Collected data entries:
>> START

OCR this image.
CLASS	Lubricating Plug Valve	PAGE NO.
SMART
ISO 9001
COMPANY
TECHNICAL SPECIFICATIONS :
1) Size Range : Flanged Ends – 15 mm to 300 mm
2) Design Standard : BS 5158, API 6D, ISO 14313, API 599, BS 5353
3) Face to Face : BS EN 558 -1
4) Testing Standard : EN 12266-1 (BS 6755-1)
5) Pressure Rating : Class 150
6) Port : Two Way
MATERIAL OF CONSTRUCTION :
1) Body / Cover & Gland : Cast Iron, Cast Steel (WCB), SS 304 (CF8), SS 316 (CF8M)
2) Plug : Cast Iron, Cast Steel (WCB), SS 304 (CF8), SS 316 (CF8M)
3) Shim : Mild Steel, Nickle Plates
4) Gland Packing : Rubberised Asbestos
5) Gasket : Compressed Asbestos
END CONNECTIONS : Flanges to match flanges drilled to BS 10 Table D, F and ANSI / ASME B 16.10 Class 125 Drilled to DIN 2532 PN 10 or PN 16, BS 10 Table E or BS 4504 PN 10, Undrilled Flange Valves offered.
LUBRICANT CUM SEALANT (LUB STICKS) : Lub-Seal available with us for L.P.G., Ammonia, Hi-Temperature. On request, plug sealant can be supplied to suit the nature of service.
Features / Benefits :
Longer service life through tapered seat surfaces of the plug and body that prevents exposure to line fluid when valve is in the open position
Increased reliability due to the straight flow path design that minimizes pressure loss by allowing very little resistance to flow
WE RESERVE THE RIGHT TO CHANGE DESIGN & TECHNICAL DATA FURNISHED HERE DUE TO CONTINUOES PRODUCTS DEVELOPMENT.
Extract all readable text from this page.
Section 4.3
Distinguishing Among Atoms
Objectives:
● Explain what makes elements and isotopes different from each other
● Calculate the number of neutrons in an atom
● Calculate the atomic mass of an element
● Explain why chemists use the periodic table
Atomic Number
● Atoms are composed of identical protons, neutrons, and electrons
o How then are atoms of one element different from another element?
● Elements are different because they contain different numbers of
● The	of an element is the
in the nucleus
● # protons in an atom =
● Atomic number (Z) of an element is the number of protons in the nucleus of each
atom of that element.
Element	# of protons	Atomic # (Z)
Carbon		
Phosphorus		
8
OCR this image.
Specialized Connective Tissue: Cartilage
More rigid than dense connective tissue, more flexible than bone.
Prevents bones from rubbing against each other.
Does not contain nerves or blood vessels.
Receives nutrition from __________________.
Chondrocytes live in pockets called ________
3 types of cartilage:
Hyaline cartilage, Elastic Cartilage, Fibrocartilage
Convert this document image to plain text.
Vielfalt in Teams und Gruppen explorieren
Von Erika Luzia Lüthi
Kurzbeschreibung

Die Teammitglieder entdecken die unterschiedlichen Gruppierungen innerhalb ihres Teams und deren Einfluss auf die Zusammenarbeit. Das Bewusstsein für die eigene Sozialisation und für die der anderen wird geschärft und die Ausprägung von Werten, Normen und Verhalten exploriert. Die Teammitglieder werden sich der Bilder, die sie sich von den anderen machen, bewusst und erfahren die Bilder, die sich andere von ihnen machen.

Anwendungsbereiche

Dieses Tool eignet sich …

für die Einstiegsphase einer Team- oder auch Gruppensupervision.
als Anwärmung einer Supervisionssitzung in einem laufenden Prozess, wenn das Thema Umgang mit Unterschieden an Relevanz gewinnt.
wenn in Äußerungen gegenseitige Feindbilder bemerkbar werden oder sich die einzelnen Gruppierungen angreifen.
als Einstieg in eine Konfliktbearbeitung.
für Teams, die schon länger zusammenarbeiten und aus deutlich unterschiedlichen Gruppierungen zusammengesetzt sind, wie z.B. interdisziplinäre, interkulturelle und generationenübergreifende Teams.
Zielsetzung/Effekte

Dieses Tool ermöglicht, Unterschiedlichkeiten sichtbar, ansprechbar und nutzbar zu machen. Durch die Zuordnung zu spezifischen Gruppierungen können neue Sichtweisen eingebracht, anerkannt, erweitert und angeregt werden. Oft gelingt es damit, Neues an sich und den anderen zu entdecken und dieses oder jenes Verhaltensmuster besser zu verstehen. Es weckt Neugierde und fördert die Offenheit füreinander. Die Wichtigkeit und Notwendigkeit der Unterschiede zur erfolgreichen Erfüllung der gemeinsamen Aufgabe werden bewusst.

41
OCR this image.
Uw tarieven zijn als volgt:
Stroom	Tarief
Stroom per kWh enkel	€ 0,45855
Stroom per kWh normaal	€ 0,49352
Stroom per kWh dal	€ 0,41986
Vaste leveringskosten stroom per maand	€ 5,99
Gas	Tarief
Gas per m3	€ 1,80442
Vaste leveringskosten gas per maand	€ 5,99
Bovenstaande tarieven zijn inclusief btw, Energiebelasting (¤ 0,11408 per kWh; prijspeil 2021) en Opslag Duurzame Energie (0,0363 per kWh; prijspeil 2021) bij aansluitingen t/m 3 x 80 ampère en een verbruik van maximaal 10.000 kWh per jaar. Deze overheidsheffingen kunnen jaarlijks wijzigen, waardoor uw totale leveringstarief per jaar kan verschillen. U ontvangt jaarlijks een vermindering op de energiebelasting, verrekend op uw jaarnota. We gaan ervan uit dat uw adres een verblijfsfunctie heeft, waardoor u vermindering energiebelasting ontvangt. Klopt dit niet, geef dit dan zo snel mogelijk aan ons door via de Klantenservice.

>> END

*Exercise details*:
The entries above must be returned in full, exactly as shown.

*Complete output*:
OCR this image.
CLASS	Lubricating Plug Valve	PAGE NO.
SMART
ISO 9001
COMPANY
TECHNICAL SPECIFICATIONS :
1) Size Range : Flanged Ends – 15 mm to 300 mm
2) Design Standard : BS 5158, API 6D, ISO 14313, API 599, BS 5353
3) Face to Face : BS EN 558 -1
4) Testing Standard : EN 12266-1 (BS 6755-1)
5) Pressure Rating : Class 150
6) Port : Two Way
MATERIAL OF CONSTRUCTION :
1) Body / Cover & Gland : Cast Iron, Cast Steel (WCB), SS 304 (CF8), SS 316 (CF8M)
2) Plug : Cast Iron, Cast Steel (WCB), SS 304 (CF8), SS 316 (CF8M)
3) Shim : Mild Steel, Nickle Plates
4) Gland Packing : Rubberised Asbestos
5) Gasket : Compressed Asbestos
END CONNECTIONS : Flanges to match flanges drilled to BS 10 Table D, F and ANSI / ASME B 16.10 Class 125 Drilled to DIN 2532 PN 10 or PN 16, BS 10 Table E or BS 4504 PN 10, Undrilled Flange Valves offered.
LUBRICANT CUM SEALANT (LUB STICKS) : Lub-Seal available with us for L.P.G., Ammonia, Hi-Temperature. On request, plug sealant can be supplied to suit the nature of service.
Features / Benefits :
Longer service life through tapered seat surfaces of the plug and body that prevents exposure to line fluid when valve is in the open position
Increased reliability due to the straight flow path design that minimizes pressure loss by allowing very little resistance to flow
WE RESERVE THE RIGHT TO CHANGE DESIGN & TECHNICAL DATA FURNISHED HERE DUE TO CONTINUOES PRODUCTS DEVELOPMENT.
Extract all readable text from this page.
Section 4.3
Distinguishing Among Atoms
Objectives:
● Explain what makes elements and isotopes different from each other
● Calculate the number of neutrons in an atom
● Calculate the atomic mass of an element
● Explain why chemists use the periodic table
Atomic Number
● Atoms are composed of identical protons, neutrons, and electrons
o How then are atoms of one element different from another element?
● Elements are different because they contain different numbers of
● The	of an element is the
in the nucleus
● # protons in an atom =
● Atomic number (Z) of an element is the number of protons in the nucleus of each
atom of that element.
Element	# of protons	Atomic # (Z)
Carbon		
Phosphorus		
8
OCR this image.
Specialized Connective Tissue: Cartilage
More rigid than dense connective tissue, more flexible than bone.
Prevents bones from rubbing against each other.
Does not contain nerves or blood vessels.
Receives nutrition from __________________.
Chondrocytes live in pockets called ________
3 types of cartilage:
Hyaline cartilage, Elastic Cartilage, Fibrocartilage
Convert this document image to plain text.
Vielfalt in Teams und Gruppen explorieren
Von Erika Luzia Lüthi
Kurzbeschreibung

Die Teammitglieder entdecken die unterschiedlichen Gruppierungen innerhalb ihres Teams und deren Einfluss auf die Zusammenarbeit. Das Bewusstsein für die eigene Sozialisation und für die der anderen wird geschärft und die Ausprägung von Werten, Normen und Verhalten exploriert. Die Teammitglieder werden sich der Bilder, die sie sich von den anderen machen, bewusst und erfahren die Bilder, die sich andere von ihnen machen.

Anwendungsbereiche

Dieses Tool eignet sich …

für die Einstiegsphase einer Team- oder auch Gruppensupervision.
als Anwärmung einer Supervisionssitzung in einem laufenden Prozess, wenn das Thema Umgang mit Unterschieden an Relevanz gewinnt.
wenn in Äußerungen gegenseitige Feindbilder bemerkbar werden oder sich die einzelnen Gruppierungen angreifen.
als Einstieg in eine Konfliktbearbeitung.
für Teams, die schon länger zusammenarbeiten und aus deutlich unterschiedlichen Gruppierungen zusammengesetzt sind, wie z.B. interdisziplinäre, interkulturelle und generationenübergreifende Teams.
Zielsetzung/Effekte

Dieses Tool ermöglicht, Unterschiedlichkeiten sichtbar, ansprechbar und nutzbar zu machen. Durch die Zuordnung zu spezifischen Gruppierungen können neue Sichtweisen eingebracht, anerkannt, erweitert und angeregt werden. Oft gelingt es damit, Neues an sich und den anderen zu entdecken und dieses oder jenes Verhaltensmuster besser zu verstehen. Es weckt Neugierde und fördert die Offenheit füreinander. Die Wichtigkeit und Notwendigkeit der Unterschiede zur erfolgreichen Erfüllung der gemeinsamen Aufgabe werden bewusst.

41
OCR this image.
Uw tarieven zijn als volgt:
Stroom	Tarief
Stroom per kWh enkel	€ 0,45855
Stroom per kWh normaal	€ 0,49352
Stroom per kWh dal	€ 0,41986
Vaste leveringskosten stroom per maand	€ 5,99
Gas	Tarief
Gas per m3	€ 1,80442
Vaste leveringskosten gas per maand	€ 5,99
Bovenstaande tarieven zijn inclusief btw, Energiebelasting (¤ 0,11408 per kWh; prijspeil 2021) en Opslag Duurzame Energie (0,0363 per kWh; prijspeil 2021) bij aansluitingen t/m 3 x 80 ampère en een verbruik van maximaal 10.000 kWh per jaar. Deze overheidsheffingen kunnen jaarlijks wijzigen, waardoor uw totale leveringstarief per jaar kan verschillen. U ontvangt jaarlijks een vermindering op de energiebelasting, verrekend op uw jaarnota. We gaan ervan uit dat uw adres een verblijfsfunctie heeft, waardoor u vermindering energiebelasting ontvangt. Klopt dit niet, geef dit dan zo snel mogelijk aan ons door via de Klantenservice.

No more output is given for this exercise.